Make an exact copy of the entries, and keep any pictures out of it.

Stored entries:
--- BEGIN ---
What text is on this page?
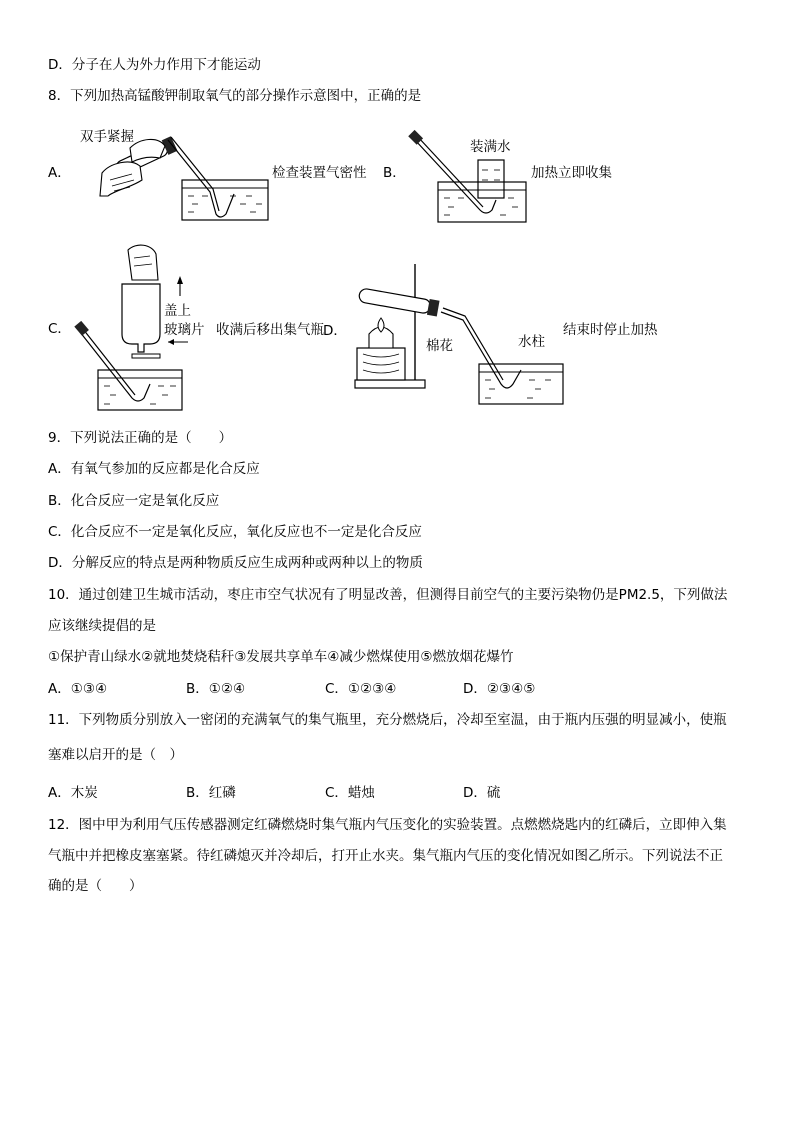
D．分子在人为外力作用下才能运动
8．下列加热高锰酸钾制取氧气的部分操作示意图中，正确的是
A．
双手紧握
检查装置气密性 B．
装满水
加热立即收集
C．
盖上
玻璃片 收满后移出集气瓶 D．
棉花	水柱
结束时停止加热
9．下列说法正确的是（　　）
A．有氧气参加的反应都是化合反应
B．化合反应一定是氧化反应
C．化合反应不一定是氧化反应，氧化反应也不一定是化合反应
D．分解反应的特点是两种物质反应生成两种或两种以上的物质
10．通过创建卫生城市活动，枣庄市空气状况有了明显改善，但测得目前空气的主要污染物仍是PM2.5，下列做法
应该继续提倡的是
①保护青山绿水②就地焚烧秸秆③发展共享单车④减少燃煤使用⑤燃放烟花爆竹
A．①③④	B．①②④	C．①②③④	D．②③④⑤
11．下列物质分别放入一密闭的充满氧气的集气瓶里，充分燃烧后，冷却至室温，由于瓶内压强的明显减小，使瓶
塞难以启开的是（　）
A．木炭	B．红磷	C．蜡烛	D．硫
12．图中甲为利用气压传感器测定红磷燃烧时集气瓶内气压变化的实验装置。点燃燃烧匙内的红磷后，立即伸入集
气瓶中并把橡皮塞塞紧。待红磷熄灭并冷却后，打开止水夹。集气瓶内气压的变化情况如图乙所示。下列说法不正
确的是（　　）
--- END ---
### WRITTEN RESPONSE
What text is on this page?
D．分子在人为外力作用下才能运动
8．下列加热高锰酸钾制取氧气的部分操作示意图中，正确的是
A．
双手紧握
检查装置气密性 B．
装满水
加热立即收集
C．
盖上
玻璃片 收满后移出集气瓶 D．
棉花	水柱
结束时停止加热
9．下列说法正确的是（　　）
A．有氧气参加的反应都是化合反应
B．化合反应一定是氧化反应
C．化合反应不一定是氧化反应，氧化反应也不一定是化合反应
D．分解反应的特点是两种物质反应生成两种或两种以上的物质
10．通过创建卫生城市活动，枣庄市空气状况有了明显改善，但测得目前空气的主要污染物仍是PM2.5，下列做法
应该继续提倡的是
①保护青山绿水②就地焚烧秸秆③发展共享单车④减少燃煤使用⑤燃放烟花爆竹
A．①③④	B．①②④	C．①②③④	D．②③④⑤
11．下列物质分别放入一密闭的充满氧气的集气瓶里，充分燃烧后，冷却至室温，由于瓶内压强的明显减小，使瓶
塞难以启开的是（　）
A．木炭	B．红磷	C．蜡烛	D．硫
12．图中甲为利用气压传感器测定红磷燃烧时集气瓶内气压变化的实验装置。点燃燃烧匙内的红磷后，立即伸入集
气瓶中并把橡皮塞塞紧。待红磷熄灭并冷却后，打开止水夹。集气瓶内气压的变化情况如图乙所示。下列说法不正
确的是（　　）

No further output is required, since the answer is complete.